◆ **Task statement**
State only how many lines below include the string "ないと信じる".
----- Input for this task
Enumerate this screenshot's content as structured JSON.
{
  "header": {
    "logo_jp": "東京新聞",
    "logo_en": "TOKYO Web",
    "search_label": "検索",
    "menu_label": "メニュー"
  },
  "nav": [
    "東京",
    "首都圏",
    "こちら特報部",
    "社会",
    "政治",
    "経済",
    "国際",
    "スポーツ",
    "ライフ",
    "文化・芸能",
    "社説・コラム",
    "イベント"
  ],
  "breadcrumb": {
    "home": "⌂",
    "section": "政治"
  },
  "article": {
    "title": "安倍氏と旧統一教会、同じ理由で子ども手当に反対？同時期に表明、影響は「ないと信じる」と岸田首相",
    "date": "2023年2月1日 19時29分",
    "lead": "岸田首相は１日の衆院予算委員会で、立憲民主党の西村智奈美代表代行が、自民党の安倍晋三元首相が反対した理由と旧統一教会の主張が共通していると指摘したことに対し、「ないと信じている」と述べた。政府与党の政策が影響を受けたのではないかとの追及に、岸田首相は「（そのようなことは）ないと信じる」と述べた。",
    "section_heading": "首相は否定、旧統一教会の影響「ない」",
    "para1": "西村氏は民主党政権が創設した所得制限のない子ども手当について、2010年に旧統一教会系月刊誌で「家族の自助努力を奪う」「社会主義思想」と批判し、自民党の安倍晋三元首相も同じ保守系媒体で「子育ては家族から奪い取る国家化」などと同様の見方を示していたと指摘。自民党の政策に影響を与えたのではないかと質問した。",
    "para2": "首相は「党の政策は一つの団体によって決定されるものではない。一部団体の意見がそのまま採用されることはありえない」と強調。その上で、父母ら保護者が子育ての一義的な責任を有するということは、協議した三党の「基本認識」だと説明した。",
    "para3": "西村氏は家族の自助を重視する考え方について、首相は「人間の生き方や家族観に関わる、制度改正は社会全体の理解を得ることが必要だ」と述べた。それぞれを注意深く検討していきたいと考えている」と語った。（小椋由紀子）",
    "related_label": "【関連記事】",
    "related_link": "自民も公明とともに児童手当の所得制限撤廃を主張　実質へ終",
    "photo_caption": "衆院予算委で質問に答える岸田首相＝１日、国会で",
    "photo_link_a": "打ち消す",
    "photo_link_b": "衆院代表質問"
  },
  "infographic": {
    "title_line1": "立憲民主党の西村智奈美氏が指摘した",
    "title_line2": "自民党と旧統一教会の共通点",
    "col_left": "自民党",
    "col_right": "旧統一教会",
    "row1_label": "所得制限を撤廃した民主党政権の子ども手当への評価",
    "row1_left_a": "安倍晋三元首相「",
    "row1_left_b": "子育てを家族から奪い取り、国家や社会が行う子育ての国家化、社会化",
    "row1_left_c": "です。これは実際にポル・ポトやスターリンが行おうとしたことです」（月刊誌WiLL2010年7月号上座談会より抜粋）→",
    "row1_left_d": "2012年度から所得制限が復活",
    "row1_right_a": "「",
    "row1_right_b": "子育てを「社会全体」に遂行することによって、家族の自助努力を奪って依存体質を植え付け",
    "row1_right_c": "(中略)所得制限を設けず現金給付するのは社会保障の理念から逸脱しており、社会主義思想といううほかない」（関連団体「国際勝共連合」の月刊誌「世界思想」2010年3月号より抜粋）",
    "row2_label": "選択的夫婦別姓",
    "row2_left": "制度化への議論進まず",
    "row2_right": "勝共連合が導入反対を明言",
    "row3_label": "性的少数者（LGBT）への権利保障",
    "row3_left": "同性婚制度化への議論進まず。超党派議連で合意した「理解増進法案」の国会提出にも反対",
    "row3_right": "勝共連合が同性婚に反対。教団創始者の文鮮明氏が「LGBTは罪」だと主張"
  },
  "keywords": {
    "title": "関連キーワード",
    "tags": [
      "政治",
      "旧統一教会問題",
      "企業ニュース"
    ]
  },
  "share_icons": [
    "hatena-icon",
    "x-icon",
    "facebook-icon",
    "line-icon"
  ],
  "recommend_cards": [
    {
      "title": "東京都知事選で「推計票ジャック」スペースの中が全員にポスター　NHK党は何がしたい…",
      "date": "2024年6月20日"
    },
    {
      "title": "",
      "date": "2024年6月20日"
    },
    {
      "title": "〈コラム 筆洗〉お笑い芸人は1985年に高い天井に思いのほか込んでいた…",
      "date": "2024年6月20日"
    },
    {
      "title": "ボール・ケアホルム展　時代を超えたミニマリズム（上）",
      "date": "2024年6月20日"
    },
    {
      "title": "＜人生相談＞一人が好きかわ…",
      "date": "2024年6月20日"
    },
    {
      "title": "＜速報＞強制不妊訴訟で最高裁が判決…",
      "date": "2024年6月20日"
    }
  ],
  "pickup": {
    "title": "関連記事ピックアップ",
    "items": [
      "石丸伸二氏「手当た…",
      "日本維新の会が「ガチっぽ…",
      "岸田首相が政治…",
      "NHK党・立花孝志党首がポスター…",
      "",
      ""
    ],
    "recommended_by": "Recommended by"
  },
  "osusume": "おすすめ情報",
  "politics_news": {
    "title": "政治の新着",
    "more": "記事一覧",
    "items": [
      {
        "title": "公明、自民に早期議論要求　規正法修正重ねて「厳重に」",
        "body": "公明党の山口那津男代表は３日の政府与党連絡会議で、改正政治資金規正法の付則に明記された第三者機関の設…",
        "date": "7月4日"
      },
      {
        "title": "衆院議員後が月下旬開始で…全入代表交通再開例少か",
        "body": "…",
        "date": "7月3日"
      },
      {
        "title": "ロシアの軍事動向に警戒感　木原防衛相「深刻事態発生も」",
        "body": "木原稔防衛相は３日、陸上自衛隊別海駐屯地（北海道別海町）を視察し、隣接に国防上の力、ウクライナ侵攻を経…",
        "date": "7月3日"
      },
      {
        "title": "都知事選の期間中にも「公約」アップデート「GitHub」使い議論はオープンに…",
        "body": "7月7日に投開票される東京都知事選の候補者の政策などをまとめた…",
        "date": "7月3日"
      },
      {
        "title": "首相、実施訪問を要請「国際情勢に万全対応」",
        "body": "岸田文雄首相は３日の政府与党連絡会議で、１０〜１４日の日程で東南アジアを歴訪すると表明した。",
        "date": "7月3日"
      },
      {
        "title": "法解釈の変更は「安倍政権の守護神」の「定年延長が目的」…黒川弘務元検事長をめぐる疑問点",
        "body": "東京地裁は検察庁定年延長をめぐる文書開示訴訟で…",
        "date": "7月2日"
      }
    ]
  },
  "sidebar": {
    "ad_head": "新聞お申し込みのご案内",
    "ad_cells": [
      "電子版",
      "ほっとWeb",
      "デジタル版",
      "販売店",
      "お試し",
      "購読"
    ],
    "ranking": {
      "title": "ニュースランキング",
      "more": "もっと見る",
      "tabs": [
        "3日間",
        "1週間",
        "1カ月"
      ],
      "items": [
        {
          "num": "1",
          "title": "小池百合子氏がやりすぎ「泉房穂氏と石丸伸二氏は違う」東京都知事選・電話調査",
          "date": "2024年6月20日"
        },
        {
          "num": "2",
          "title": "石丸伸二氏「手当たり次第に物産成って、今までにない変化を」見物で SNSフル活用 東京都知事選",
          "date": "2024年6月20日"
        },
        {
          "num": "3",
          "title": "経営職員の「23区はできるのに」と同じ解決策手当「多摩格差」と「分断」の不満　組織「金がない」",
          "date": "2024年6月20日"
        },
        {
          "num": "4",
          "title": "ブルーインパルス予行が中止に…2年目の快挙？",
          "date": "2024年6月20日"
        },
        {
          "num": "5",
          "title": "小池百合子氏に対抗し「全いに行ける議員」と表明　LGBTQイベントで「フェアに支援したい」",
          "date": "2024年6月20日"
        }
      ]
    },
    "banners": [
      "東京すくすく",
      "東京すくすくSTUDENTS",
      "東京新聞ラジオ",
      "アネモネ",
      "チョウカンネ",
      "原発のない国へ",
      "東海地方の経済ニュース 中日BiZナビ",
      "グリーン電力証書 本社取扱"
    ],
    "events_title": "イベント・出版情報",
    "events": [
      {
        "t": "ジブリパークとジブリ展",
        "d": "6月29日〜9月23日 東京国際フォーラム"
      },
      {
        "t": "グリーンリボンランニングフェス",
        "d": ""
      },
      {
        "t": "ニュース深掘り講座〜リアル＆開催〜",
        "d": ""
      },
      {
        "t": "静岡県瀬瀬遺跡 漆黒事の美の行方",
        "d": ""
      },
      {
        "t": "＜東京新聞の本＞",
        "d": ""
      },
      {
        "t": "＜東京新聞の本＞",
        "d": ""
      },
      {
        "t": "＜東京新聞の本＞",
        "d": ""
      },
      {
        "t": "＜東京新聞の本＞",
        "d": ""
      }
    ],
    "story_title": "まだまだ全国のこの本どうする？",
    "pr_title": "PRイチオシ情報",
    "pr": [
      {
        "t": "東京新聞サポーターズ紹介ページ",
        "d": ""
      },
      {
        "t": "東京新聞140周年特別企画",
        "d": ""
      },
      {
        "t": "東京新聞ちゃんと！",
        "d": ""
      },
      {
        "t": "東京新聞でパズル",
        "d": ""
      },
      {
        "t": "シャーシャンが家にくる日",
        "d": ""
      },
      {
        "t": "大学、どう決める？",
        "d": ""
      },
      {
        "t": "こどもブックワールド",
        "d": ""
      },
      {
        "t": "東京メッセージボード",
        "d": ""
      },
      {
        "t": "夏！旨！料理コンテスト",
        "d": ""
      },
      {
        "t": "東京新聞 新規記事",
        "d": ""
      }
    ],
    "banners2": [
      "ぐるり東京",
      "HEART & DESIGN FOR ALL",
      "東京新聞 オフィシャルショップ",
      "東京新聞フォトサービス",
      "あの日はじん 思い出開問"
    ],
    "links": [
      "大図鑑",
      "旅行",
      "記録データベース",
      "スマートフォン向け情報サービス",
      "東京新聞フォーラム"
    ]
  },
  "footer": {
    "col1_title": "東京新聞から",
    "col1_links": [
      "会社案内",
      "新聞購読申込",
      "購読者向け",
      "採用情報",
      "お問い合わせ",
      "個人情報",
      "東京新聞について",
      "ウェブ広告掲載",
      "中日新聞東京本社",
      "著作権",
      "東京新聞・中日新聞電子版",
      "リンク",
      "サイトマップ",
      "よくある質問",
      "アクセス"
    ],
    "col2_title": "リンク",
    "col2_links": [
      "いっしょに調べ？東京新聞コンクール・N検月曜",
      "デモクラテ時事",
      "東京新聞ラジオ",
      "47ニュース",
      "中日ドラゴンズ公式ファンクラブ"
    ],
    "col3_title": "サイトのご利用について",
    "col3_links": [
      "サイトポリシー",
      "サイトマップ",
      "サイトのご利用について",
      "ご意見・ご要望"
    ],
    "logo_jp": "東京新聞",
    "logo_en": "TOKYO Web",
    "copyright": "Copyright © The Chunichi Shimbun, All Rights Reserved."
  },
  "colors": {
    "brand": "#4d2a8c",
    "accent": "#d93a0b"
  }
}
----------
◆ **Answer to this task**
2